## INSTRUCTION
Pick out each line with the word "this" from the material that follows.

(Dataset entries)
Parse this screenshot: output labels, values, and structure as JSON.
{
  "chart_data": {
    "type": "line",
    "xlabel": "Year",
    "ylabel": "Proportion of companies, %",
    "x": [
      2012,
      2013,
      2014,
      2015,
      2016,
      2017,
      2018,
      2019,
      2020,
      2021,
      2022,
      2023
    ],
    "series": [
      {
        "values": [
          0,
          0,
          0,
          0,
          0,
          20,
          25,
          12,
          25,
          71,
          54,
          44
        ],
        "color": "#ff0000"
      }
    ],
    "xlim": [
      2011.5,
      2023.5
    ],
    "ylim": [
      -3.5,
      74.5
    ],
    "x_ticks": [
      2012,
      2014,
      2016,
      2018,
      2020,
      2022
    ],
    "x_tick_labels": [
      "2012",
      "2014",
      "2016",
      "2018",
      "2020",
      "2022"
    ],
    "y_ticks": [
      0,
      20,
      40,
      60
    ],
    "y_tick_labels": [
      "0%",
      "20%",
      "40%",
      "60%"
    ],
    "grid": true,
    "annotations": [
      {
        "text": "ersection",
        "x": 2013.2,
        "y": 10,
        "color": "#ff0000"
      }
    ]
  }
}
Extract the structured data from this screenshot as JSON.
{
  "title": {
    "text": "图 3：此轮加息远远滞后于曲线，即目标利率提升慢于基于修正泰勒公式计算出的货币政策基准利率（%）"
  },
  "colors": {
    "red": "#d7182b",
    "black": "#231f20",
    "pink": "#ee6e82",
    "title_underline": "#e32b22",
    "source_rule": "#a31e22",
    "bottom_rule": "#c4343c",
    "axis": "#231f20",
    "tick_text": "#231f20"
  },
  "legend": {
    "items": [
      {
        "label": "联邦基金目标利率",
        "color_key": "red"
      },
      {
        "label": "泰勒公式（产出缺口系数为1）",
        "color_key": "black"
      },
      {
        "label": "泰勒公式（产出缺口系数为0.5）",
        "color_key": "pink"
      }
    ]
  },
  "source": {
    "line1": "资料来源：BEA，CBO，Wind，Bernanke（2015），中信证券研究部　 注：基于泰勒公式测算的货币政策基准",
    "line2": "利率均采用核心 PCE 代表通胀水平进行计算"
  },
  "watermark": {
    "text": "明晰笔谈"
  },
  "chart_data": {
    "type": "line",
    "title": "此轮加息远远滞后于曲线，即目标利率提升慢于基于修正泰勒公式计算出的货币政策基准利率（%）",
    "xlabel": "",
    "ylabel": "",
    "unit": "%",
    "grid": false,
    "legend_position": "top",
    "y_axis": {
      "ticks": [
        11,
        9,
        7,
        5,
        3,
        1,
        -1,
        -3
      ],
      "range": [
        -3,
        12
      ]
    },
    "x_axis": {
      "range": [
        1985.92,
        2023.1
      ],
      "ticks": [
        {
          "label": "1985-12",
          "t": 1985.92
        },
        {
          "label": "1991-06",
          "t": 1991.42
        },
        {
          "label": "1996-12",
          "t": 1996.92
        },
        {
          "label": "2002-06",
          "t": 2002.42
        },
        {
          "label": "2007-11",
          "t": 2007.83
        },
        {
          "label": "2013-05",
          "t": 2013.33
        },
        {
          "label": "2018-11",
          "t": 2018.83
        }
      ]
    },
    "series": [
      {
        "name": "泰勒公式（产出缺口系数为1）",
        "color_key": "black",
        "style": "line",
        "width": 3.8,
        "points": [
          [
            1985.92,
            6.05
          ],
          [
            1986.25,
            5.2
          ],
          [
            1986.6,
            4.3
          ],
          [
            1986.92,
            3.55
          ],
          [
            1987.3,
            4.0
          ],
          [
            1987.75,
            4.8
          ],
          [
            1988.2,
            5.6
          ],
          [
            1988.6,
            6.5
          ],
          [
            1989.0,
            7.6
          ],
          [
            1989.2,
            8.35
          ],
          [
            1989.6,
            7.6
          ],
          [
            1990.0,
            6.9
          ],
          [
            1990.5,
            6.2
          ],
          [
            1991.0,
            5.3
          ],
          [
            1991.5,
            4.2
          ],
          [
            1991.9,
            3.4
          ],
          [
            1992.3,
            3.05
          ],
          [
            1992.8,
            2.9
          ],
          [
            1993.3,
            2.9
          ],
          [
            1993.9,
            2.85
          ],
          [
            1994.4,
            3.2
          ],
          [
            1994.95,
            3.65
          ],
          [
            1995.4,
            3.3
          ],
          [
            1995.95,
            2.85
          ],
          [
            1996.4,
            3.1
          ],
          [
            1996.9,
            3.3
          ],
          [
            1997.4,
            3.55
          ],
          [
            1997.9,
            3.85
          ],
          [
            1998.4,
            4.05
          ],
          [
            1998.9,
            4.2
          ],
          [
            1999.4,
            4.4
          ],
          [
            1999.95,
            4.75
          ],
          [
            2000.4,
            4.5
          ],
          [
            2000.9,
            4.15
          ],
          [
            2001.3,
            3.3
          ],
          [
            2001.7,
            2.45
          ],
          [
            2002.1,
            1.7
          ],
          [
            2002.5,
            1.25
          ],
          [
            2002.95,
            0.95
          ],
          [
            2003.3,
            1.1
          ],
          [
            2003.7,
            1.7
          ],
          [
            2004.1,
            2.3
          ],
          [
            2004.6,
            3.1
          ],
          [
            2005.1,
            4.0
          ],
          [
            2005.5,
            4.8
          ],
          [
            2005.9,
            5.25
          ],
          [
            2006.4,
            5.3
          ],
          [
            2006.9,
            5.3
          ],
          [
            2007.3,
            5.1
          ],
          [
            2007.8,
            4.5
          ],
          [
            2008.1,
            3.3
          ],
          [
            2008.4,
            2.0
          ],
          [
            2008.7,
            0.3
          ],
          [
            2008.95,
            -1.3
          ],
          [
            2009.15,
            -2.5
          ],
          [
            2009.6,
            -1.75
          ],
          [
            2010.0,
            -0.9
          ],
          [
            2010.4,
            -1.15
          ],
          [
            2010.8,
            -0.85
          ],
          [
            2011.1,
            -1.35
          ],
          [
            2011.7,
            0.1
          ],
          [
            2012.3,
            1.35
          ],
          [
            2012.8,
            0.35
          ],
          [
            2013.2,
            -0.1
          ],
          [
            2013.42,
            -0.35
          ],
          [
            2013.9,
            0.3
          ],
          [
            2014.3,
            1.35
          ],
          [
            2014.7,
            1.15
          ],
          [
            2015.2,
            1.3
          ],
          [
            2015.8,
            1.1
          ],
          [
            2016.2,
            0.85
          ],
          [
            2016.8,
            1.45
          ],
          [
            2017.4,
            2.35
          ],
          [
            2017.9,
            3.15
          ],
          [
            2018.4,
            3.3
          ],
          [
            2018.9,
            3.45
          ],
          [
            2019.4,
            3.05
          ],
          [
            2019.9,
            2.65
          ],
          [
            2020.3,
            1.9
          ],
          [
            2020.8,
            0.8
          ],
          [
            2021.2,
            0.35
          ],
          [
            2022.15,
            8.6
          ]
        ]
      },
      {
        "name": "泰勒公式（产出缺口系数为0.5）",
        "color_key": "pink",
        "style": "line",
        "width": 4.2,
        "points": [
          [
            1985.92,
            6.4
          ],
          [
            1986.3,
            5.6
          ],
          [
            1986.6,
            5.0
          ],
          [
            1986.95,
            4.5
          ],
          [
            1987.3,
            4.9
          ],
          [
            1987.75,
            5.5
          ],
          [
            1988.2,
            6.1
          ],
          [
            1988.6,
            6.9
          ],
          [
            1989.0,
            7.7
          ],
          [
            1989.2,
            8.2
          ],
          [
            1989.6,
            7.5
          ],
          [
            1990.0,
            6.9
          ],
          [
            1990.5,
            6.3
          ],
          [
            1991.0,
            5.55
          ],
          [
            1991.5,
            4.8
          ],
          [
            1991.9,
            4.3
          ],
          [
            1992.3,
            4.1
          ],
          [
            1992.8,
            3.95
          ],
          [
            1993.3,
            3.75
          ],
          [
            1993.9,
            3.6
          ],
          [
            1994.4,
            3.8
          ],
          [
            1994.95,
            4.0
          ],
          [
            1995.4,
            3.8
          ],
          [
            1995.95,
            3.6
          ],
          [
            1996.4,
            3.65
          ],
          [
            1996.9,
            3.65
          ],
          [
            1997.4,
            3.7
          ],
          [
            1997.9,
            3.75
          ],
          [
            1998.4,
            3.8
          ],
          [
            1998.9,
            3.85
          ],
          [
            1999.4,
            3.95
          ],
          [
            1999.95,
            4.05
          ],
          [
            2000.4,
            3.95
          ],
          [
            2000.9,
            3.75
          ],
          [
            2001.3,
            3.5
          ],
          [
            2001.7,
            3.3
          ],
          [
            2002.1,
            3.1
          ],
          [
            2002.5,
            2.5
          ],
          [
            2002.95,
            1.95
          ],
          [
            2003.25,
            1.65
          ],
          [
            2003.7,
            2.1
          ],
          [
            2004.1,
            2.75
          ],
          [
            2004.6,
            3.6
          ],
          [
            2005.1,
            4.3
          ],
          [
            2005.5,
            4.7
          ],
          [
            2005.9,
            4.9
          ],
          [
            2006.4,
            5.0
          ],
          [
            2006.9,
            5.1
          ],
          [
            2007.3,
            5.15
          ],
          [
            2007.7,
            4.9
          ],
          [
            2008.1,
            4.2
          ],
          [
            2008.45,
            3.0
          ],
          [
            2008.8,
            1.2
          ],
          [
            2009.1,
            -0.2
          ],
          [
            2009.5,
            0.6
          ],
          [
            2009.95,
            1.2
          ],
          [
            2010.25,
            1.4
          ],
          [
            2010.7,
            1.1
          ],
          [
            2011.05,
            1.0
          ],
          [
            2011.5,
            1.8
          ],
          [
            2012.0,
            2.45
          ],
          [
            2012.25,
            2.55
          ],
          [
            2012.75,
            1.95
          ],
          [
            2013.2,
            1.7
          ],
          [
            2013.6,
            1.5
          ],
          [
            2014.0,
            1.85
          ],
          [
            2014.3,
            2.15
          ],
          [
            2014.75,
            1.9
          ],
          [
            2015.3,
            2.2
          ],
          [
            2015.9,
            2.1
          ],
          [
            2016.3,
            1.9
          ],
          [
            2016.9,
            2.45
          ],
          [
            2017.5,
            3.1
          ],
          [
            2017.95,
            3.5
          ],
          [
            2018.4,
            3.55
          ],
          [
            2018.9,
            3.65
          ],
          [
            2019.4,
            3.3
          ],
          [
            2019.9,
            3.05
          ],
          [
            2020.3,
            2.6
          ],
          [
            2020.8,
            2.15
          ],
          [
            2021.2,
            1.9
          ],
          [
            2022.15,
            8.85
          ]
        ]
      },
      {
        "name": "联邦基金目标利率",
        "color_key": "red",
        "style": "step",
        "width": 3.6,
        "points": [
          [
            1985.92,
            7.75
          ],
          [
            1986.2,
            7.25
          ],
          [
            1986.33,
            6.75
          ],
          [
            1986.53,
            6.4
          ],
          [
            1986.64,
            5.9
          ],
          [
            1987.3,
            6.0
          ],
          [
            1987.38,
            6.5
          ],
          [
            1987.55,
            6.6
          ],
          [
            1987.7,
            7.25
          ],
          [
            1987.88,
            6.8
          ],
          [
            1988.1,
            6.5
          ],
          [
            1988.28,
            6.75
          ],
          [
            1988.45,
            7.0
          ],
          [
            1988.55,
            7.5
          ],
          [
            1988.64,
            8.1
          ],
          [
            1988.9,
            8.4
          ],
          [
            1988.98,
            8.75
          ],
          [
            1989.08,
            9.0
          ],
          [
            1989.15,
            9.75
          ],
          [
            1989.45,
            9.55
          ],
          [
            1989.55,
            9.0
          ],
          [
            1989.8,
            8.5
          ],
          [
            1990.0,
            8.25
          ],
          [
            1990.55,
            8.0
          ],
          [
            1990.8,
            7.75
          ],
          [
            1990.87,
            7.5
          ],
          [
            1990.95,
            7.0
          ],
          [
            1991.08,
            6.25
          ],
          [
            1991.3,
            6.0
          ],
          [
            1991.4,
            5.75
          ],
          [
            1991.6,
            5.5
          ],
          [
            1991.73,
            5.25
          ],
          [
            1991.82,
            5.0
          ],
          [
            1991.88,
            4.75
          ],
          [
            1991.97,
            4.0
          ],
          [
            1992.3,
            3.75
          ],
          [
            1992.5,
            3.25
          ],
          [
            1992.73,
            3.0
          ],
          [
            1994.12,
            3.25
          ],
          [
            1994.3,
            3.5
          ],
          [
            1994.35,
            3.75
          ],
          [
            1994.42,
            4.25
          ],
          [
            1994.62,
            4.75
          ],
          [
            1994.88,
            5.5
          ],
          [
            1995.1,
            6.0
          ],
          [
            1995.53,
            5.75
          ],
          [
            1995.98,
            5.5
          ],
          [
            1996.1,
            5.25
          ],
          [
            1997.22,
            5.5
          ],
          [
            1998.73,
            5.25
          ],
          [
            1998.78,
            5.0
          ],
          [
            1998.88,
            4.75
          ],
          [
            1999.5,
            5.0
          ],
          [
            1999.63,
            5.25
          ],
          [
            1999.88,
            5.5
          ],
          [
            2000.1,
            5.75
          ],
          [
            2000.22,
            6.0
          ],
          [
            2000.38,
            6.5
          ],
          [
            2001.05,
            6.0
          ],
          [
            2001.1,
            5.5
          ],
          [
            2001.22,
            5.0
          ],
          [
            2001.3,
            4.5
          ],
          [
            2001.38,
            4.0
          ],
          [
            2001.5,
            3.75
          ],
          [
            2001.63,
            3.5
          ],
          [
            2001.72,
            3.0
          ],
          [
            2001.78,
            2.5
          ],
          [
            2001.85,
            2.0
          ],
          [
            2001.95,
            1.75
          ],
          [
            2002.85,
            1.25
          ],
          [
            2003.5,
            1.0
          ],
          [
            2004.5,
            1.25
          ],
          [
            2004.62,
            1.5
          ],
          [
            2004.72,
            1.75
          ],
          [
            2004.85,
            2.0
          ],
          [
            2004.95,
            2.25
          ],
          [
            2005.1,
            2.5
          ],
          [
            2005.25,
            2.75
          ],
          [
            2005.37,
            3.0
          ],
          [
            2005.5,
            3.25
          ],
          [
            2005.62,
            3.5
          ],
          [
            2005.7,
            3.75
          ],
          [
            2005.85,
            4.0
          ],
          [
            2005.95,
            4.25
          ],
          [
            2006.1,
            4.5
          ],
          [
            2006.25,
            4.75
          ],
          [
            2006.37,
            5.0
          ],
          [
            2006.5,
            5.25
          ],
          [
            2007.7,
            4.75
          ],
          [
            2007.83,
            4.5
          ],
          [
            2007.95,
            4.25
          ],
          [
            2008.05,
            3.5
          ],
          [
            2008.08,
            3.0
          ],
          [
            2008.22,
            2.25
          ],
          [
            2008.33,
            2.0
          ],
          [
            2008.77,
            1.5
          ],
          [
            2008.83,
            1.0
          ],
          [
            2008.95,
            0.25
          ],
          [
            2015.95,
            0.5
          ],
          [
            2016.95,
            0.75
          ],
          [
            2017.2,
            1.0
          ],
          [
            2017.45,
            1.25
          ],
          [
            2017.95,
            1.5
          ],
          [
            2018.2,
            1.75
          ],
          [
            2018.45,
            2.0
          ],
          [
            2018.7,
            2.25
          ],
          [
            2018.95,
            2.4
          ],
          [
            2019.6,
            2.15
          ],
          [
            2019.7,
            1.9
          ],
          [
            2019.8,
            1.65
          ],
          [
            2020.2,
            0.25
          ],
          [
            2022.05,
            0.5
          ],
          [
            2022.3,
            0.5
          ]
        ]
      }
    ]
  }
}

## REPLY
Parse this screenshot: output labels, values, and structure as JSON.
Extract the structured data from this screenshot as JSON.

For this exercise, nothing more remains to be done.